BEGIN
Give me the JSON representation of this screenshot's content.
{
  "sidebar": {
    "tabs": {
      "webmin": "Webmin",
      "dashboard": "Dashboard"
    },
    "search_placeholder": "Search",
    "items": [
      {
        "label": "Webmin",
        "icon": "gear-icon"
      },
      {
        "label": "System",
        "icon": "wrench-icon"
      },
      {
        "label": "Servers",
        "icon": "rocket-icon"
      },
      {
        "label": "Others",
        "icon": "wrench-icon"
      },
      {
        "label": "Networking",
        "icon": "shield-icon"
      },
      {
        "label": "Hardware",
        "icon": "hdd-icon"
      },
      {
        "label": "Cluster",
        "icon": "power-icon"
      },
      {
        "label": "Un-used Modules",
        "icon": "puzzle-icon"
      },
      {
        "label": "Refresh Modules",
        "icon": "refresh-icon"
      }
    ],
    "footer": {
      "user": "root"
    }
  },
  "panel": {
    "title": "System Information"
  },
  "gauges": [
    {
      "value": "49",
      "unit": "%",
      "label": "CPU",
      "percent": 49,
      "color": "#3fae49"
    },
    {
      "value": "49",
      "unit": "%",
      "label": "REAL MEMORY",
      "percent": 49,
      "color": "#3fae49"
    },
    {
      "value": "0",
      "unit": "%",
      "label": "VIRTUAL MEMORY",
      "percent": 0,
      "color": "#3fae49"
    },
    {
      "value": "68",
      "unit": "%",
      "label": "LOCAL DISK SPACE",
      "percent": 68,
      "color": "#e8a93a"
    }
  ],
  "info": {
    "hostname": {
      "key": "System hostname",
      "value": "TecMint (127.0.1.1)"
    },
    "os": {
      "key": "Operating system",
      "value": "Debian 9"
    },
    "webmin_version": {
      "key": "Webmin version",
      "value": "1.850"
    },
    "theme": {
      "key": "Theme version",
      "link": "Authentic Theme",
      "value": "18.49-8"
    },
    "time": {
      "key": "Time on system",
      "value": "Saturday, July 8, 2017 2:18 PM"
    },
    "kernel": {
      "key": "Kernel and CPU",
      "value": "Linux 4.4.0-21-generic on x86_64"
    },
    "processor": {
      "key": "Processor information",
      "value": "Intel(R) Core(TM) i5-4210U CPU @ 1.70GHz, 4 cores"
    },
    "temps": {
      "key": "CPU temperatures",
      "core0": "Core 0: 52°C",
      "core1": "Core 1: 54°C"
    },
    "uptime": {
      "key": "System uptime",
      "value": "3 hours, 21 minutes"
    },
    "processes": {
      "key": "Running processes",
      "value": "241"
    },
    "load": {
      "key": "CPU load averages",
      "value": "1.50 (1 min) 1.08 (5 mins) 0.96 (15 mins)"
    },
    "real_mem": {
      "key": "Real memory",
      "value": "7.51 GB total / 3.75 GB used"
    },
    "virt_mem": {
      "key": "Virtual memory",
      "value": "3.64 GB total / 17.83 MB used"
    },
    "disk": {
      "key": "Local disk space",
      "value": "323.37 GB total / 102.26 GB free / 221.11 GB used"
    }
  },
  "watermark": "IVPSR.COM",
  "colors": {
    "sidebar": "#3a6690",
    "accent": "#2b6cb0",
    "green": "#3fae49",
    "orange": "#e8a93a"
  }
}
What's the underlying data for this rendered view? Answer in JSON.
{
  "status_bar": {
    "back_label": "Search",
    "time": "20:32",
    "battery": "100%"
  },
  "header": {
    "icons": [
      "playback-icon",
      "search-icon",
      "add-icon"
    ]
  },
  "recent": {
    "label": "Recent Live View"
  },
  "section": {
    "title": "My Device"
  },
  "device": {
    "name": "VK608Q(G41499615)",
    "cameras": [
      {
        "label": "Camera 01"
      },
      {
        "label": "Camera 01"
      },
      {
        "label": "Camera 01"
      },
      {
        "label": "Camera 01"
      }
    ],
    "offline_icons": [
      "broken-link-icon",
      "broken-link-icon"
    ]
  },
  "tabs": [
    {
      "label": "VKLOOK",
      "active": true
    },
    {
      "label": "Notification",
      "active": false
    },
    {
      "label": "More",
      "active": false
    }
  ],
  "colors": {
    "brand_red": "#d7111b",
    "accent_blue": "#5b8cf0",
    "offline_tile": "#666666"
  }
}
END
BEGIN
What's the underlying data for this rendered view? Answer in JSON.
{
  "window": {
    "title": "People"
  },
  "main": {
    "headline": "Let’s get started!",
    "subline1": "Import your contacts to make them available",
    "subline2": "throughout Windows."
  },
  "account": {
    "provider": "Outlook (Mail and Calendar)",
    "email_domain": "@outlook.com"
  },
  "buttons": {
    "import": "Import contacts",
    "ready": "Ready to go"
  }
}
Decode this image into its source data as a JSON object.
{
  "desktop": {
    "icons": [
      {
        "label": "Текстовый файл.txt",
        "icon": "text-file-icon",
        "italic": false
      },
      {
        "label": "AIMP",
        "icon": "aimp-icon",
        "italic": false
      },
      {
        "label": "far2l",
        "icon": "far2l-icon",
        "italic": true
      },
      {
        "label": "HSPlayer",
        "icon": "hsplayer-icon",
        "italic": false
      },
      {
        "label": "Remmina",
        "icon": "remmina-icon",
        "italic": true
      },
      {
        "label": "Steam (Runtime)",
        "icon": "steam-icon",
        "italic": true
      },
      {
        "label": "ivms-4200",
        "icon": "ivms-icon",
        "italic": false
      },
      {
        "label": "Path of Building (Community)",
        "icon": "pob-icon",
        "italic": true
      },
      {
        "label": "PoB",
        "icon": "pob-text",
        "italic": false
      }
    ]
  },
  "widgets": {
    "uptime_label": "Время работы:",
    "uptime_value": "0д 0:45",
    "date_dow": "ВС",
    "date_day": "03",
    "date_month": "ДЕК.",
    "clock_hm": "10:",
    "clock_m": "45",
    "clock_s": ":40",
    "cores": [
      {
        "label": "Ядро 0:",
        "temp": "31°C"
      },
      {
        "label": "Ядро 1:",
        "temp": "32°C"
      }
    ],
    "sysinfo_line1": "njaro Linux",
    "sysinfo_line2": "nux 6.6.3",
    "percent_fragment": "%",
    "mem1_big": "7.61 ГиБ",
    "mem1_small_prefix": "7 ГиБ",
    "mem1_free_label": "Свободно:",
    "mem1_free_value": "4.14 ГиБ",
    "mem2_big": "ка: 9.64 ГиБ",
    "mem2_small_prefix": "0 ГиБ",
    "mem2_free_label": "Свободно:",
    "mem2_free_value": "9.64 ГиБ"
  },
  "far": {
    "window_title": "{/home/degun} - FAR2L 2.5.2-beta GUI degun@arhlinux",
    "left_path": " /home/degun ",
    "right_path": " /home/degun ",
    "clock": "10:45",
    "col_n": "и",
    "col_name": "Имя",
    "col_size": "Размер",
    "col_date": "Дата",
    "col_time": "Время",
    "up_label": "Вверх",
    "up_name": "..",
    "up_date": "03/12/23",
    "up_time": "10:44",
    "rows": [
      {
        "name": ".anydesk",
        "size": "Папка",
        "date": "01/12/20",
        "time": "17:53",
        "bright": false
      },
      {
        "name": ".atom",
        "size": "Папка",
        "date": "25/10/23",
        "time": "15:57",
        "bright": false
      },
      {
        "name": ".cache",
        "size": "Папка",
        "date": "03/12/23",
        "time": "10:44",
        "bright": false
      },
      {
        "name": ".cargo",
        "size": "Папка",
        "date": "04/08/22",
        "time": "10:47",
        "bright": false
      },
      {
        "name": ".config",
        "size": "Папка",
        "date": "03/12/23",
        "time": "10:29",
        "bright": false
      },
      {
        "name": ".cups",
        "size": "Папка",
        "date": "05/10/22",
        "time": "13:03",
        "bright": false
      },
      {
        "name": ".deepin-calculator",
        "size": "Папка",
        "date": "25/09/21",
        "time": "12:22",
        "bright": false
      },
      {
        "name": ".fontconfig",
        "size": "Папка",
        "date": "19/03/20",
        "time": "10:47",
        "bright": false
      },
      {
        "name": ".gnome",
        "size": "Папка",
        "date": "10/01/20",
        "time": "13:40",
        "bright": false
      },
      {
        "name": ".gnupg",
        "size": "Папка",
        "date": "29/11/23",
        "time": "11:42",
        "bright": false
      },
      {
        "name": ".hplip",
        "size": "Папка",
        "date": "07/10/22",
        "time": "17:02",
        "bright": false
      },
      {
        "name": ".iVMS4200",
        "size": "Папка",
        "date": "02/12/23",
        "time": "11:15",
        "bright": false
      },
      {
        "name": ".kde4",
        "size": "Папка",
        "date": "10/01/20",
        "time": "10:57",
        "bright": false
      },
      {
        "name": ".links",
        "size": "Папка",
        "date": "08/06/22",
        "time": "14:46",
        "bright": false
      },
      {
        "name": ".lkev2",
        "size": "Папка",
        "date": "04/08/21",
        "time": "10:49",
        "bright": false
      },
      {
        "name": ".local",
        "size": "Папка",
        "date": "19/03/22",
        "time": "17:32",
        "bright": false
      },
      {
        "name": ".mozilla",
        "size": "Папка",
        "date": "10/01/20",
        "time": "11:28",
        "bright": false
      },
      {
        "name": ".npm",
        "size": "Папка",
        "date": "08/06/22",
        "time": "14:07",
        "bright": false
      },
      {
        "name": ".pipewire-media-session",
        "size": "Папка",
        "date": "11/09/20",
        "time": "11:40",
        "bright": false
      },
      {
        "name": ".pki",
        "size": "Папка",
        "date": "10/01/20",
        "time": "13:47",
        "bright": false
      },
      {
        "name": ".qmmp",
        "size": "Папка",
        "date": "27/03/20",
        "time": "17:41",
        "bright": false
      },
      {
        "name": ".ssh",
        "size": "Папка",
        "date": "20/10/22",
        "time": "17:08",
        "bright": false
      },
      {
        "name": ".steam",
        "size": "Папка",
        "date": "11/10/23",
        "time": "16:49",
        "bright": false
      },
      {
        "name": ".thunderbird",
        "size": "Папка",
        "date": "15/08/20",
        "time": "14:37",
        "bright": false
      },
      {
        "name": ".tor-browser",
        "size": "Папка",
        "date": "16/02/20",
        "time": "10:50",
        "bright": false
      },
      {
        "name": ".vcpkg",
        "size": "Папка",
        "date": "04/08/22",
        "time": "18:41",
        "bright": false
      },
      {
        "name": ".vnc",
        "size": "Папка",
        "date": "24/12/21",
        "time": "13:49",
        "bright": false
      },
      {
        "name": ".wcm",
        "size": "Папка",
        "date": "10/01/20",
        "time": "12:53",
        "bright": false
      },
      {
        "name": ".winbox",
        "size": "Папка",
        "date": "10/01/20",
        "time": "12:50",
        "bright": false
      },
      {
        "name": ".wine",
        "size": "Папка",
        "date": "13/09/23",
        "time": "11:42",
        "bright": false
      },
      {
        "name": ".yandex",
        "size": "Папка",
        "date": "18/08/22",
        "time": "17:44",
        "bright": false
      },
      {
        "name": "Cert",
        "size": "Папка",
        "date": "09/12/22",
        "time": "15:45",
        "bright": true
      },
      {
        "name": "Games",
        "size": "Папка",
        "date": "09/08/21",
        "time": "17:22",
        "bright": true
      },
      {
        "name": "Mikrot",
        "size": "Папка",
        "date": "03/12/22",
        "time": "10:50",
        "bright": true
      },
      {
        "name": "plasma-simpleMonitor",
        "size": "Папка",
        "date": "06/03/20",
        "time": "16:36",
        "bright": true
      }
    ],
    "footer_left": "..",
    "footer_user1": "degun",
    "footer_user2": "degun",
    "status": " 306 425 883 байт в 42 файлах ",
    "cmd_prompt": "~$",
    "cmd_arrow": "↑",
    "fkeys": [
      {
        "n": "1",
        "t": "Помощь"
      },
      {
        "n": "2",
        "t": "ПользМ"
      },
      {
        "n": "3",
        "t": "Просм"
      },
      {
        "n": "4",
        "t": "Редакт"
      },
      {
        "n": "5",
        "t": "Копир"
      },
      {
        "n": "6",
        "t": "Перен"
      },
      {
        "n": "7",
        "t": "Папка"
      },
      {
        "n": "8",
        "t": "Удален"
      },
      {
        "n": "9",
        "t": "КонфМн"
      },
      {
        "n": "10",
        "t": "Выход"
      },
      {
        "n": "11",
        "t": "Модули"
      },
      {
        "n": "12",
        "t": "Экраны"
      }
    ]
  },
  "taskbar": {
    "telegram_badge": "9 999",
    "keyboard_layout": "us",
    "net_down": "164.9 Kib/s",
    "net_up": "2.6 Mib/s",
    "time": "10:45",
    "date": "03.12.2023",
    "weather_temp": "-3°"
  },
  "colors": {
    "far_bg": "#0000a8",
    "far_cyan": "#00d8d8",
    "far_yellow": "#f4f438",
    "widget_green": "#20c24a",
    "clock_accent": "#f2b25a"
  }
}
END
_WHAT YOU WILL DO_
Reply with the number of lines in the data that include the string "total" and nothing else.

_WORKED ANSWER_
3